> _EXERCISE DESCRIPTION_:
Answer these from the Palm Sunday text below:
1. What did Jesus ride into the occupied city instead of a war-horse?
2. What now blocks the road of the Christians of today's Holy Land?
3. What did the Passover festival celebrate?

> _PASSAGE TO READ_:
Rev’d Peter Balabanski
Palm Sunday
Today, we march again behind the one who started all the Palm Sunday peace rallies – our King, Jesus. He marched in the face of the greatest military power earth had known. Jesus marched on an occupied city mounted on an awkward little beast of burden instead of a war-horse. And he marched not at the head of an army, but supported by a hopeful rabble of women, men and children.
We join those women, men and children who marched with him then, and the countless millions who’ve done so since. We march with the poor benighted Christians of today’s Holy Land who’d march if they could. But their road is yet again watched by threatening soldiers and now blocked by a wall. And if we can imagine it, we march today in a procession which is embracing the world, hour by hour as the sun rises on a new place; pilgrims, not soldiers, armed only with cries of mingled hope and pain, calling for peace, and after all these years, still calling the forces of violence and oppression to repent.
Like us, those first pilgrims marched with Jesus on the eve of a festival – for them it was Passover; for us, Holy Week and Easter. Their festival celebrated the ancient Israelites’ escape from slavery in Egypt. Our festival celebrates a rescue from the slavery of fear and isolation too – the very rescue that first Palm Sunday crowd cried out for. But the rescue didn’t happen in the way they expected. They cried out for rescue from the new slavery that oppressed them; Roman soldiers garrisoned beside their temple. They expected armed conflict.

> _DATA SHOWN_:
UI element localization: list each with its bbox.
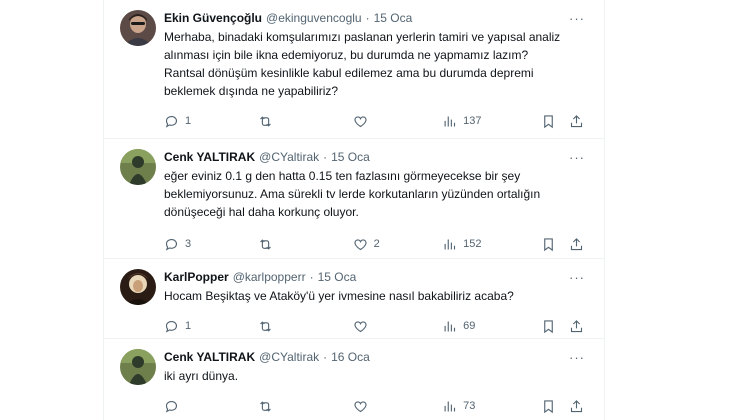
reply-button[interactable]: 1	[164, 319, 258, 334]
tweet[interactable]: ··· Cenk YALTIRAK @CYaltirak · 16 Oca ik…	[104, 339, 604, 420]
like-button[interactable]: 2	[353, 237, 442, 252]
more-icon[interactable]: ···	[568, 10, 586, 26]
views-button[interactable]: 152	[442, 237, 541, 252]
retweet-icon	[260, 320, 272, 332]
avatar[interactable]	[120, 269, 156, 305]
tweet-text: eğer eviniz 0.1 g den hatta 0.15 ten faz…	[164, 169, 541, 219]
reply-count: 1	[185, 320, 192, 332]
view-count: 137	[463, 115, 482, 127]
reply-count: 3	[185, 238, 192, 250]
reply-button[interactable]	[164, 399, 258, 414]
avatar[interactable]	[120, 149, 156, 185]
reply-icon	[165, 115, 178, 128]
like-button[interactable]	[353, 399, 442, 414]
separator: ·	[323, 350, 328, 364]
view-count: 73	[463, 400, 476, 412]
author-handle[interactable]: @CYaltirak	[259, 149, 319, 165]
share-icon	[570, 237, 582, 250]
share-icon	[570, 399, 582, 412]
separator: ·	[309, 270, 314, 284]
like-button[interactable]	[353, 319, 442, 334]
share-icon	[570, 319, 582, 332]
heart-icon	[354, 238, 367, 250]
more-icon[interactable]: ···	[568, 349, 586, 365]
author-handle[interactable]: @CYaltirak	[259, 349, 319, 365]
bookmark-icon	[544, 114, 554, 128]
tweet-thread: ··· Ekin Güvençoğlu @ekinguvencoglu · 15…	[103, 0, 605, 420]
retweet-button[interactable]	[258, 237, 352, 252]
like-count: 2	[373, 238, 380, 250]
share-button[interactable]	[569, 319, 588, 334]
author-name[interactable]: Cenk YALTIRAK	[164, 349, 255, 365]
tweet[interactable]: ··· Cenk YALTIRAK @CYaltirak · 15 Oca eğ…	[104, 139, 604, 259]
avatar[interactable]	[120, 10, 156, 46]
retweet-button[interactable]	[258, 319, 352, 334]
retweet-icon	[260, 238, 272, 250]
avatar[interactable]	[120, 349, 156, 385]
reply-button[interactable]: 3	[164, 237, 258, 252]
share-button[interactable]	[569, 399, 588, 414]
like-button[interactable]	[353, 114, 442, 129]
bookmark-icon	[544, 237, 554, 251]
tweet-date[interactable]: 15 Oca	[318, 269, 357, 285]
views-button[interactable]: 137	[442, 114, 541, 129]
views-chart-icon	[444, 401, 456, 411]
author-name[interactable]: Ekin Güvençoğlu	[164, 10, 262, 26]
author-name[interactable]: Cenk YALTIRAK	[164, 149, 255, 165]
views-chart-icon	[444, 116, 456, 126]
bookmark-button[interactable]	[541, 319, 568, 334]
reply-icon	[165, 238, 178, 251]
bookmark-icon	[544, 319, 554, 333]
more-icon[interactable]: ···	[568, 149, 586, 165]
heart-icon	[354, 320, 367, 332]
bookmark-button[interactable]	[541, 399, 568, 414]
bookmark-button[interactable]	[541, 114, 568, 129]
tweet[interactable]: ··· KarlPopper @karlpopperr · 15 Oca Hoc…	[104, 259, 604, 339]
views-button[interactable]: 73	[442, 399, 541, 414]
heart-icon	[354, 115, 367, 127]
retweet-button[interactable]	[258, 114, 352, 129]
retweet-icon	[260, 115, 272, 127]
view-count: 152	[463, 238, 482, 250]
tweet-date[interactable]: 15 Oca	[374, 10, 413, 26]
reply-icon	[165, 400, 178, 413]
share-button[interactable]	[569, 114, 588, 129]
author-handle[interactable]: @ekinguvencoglu	[266, 10, 362, 26]
tweet-text: Hocam Beşiktaş ve Ataköy'ü yer ivmesine …	[164, 289, 514, 303]
author-handle[interactable]: @karlpopperr	[233, 269, 306, 285]
view-count: 69	[463, 320, 476, 332]
reply-button[interactable]: 1	[164, 114, 258, 129]
retweet-icon	[260, 400, 272, 412]
tweet-date[interactable]: 15 Oca	[331, 149, 370, 165]
reply-count: 1	[185, 115, 192, 127]
share-button[interactable]	[569, 237, 588, 252]
tweet[interactable]: ··· Ekin Güvençoğlu @ekinguvencoglu · 15…	[104, 0, 604, 139]
share-icon	[570, 114, 582, 127]
separator: ·	[365, 11, 370, 25]
heart-icon	[354, 400, 367, 412]
retweet-button[interactable]	[258, 399, 352, 414]
views-button[interactable]: 69	[442, 319, 541, 334]
tweet-text: iki ayrı dünya.	[164, 369, 239, 383]
views-chart-icon	[444, 321, 456, 331]
tweet-text: Merhaba, binadaki komşularımızı paslanan…	[164, 30, 561, 98]
bookmark-button[interactable]	[541, 237, 568, 252]
more-icon[interactable]: ···	[568, 269, 586, 285]
reply-icon	[165, 320, 178, 333]
author-name[interactable]: KarlPopper	[164, 269, 229, 285]
tweet-date[interactable]: 16 Oca	[331, 349, 370, 365]
views-chart-icon	[444, 239, 456, 249]
separator: ·	[323, 150, 328, 164]
bookmark-icon	[544, 399, 554, 413]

> _EXERCISE OUTPUT_:
1. An awkward little beast of burden.
2. A wall.
3. The ancient Israelites' escape from slavery in Egypt.